Records excerpted from a collection
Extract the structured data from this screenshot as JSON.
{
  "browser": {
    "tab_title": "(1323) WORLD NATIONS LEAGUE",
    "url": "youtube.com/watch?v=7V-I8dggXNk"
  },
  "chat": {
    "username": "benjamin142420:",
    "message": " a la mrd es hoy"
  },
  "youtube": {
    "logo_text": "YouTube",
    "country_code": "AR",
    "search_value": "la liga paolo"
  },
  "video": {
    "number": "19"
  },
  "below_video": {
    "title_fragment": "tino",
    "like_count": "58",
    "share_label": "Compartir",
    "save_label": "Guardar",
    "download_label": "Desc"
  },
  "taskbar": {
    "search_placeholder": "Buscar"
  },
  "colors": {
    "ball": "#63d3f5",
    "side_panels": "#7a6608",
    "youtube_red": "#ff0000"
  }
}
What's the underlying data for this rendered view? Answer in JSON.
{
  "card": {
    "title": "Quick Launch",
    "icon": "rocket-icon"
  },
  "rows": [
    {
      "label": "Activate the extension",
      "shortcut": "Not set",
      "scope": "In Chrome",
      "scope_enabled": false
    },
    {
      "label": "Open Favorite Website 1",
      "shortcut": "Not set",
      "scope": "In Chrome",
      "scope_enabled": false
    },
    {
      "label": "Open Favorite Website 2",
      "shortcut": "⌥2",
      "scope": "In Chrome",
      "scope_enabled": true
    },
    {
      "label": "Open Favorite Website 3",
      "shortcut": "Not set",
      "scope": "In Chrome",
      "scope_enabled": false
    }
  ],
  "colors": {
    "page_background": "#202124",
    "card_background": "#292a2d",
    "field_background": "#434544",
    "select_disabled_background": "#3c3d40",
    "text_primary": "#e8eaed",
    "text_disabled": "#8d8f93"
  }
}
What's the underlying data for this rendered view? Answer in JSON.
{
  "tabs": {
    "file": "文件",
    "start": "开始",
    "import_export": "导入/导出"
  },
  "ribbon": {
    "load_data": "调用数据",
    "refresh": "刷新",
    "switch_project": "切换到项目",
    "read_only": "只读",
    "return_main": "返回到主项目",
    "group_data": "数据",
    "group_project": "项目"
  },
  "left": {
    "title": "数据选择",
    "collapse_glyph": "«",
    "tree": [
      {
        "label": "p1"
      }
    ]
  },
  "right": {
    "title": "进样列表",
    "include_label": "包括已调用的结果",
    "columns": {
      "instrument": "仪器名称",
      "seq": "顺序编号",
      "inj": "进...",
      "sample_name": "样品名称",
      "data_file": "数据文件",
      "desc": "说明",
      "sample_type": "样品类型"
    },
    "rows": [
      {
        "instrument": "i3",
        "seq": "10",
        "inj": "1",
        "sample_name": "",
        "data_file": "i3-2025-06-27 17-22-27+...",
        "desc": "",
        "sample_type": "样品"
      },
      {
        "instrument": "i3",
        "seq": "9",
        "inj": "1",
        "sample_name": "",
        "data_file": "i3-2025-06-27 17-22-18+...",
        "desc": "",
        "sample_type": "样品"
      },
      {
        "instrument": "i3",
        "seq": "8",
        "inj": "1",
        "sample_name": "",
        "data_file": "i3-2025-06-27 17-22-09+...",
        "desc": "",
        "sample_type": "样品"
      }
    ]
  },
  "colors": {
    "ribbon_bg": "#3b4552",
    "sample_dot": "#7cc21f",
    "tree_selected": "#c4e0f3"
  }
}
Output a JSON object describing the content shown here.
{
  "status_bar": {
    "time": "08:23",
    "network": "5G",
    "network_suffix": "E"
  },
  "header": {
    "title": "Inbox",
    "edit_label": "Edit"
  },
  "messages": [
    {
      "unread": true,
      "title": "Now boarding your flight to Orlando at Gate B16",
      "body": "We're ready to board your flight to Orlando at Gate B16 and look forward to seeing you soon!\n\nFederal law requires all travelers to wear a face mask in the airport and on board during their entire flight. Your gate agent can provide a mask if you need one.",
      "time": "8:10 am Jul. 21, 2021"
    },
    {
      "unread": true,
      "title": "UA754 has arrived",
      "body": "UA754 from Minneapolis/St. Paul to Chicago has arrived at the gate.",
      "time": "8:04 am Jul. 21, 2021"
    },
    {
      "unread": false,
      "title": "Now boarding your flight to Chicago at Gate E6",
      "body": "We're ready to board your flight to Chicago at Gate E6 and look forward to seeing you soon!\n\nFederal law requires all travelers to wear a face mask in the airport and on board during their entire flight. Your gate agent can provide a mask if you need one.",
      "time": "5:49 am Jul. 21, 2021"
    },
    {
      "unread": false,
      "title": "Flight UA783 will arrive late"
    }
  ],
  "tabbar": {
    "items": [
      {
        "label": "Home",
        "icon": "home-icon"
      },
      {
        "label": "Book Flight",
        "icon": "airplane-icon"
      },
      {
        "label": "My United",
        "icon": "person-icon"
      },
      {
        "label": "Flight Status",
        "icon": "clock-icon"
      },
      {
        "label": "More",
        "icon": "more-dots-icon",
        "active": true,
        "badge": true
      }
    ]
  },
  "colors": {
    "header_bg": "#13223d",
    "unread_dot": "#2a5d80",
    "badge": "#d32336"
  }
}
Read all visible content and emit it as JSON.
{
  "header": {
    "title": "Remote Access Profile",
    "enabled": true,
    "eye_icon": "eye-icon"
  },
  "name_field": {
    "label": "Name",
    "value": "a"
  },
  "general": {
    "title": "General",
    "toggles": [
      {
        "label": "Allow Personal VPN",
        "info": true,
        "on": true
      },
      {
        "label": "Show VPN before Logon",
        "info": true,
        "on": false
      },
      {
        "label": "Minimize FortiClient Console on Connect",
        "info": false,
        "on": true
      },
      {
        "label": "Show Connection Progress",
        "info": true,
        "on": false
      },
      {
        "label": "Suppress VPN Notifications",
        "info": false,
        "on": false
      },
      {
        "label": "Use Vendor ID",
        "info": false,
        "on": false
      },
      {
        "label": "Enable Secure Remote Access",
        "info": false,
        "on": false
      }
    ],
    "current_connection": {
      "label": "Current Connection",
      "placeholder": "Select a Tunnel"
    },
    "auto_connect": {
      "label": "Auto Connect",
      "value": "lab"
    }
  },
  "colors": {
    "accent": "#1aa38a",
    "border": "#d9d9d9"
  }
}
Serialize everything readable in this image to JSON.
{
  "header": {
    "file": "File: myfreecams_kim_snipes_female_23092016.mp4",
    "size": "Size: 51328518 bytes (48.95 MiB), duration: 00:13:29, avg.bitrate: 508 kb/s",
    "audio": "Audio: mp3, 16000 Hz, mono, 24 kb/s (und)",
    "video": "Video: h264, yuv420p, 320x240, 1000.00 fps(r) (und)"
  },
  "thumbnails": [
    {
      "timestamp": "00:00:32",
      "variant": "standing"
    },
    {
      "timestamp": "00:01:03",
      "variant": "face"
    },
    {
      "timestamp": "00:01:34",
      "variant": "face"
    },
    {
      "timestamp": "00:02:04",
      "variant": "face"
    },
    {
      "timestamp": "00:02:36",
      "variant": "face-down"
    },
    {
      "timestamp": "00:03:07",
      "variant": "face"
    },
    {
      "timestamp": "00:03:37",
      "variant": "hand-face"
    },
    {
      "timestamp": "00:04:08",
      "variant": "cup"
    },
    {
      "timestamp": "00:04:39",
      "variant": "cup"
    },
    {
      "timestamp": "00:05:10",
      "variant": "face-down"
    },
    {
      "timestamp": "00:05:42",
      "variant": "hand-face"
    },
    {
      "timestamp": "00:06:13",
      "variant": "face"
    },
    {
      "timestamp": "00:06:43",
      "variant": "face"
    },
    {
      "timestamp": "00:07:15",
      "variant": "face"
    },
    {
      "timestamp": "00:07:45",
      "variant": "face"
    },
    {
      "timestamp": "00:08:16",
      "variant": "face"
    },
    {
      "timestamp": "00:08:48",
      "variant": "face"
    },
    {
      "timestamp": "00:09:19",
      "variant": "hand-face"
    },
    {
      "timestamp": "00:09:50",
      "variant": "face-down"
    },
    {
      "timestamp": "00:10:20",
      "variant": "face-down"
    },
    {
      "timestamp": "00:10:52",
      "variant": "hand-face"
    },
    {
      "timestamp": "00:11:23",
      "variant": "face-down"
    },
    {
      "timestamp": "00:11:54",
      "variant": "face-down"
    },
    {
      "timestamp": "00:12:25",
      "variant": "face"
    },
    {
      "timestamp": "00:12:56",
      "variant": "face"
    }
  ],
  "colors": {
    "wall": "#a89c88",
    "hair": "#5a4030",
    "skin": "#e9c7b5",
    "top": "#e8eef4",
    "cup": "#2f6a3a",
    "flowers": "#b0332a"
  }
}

--- GIVEN INSTRUCTION ---
Gather up, from the records above, each line where the word "travelers" appears.

--- OUTPUT FOR THIS TASK ---
      "body": "We're ready to board your flight to Orlando at Gate B16 and look forward to seeing you soon!\n\nFederal law requires all travelers to wear a face mask in the airport and on board during their entire flight. Your gate agent can provide a mask if you need one.",
      "body": "We're ready to board your flight to Chicago at Gate E6 and look forward to seeing you soon!\n\nFederal law requires all travelers to wear a face mask in the airport and on board during their entire flight. Your gate agent can provide a mask if you need one.",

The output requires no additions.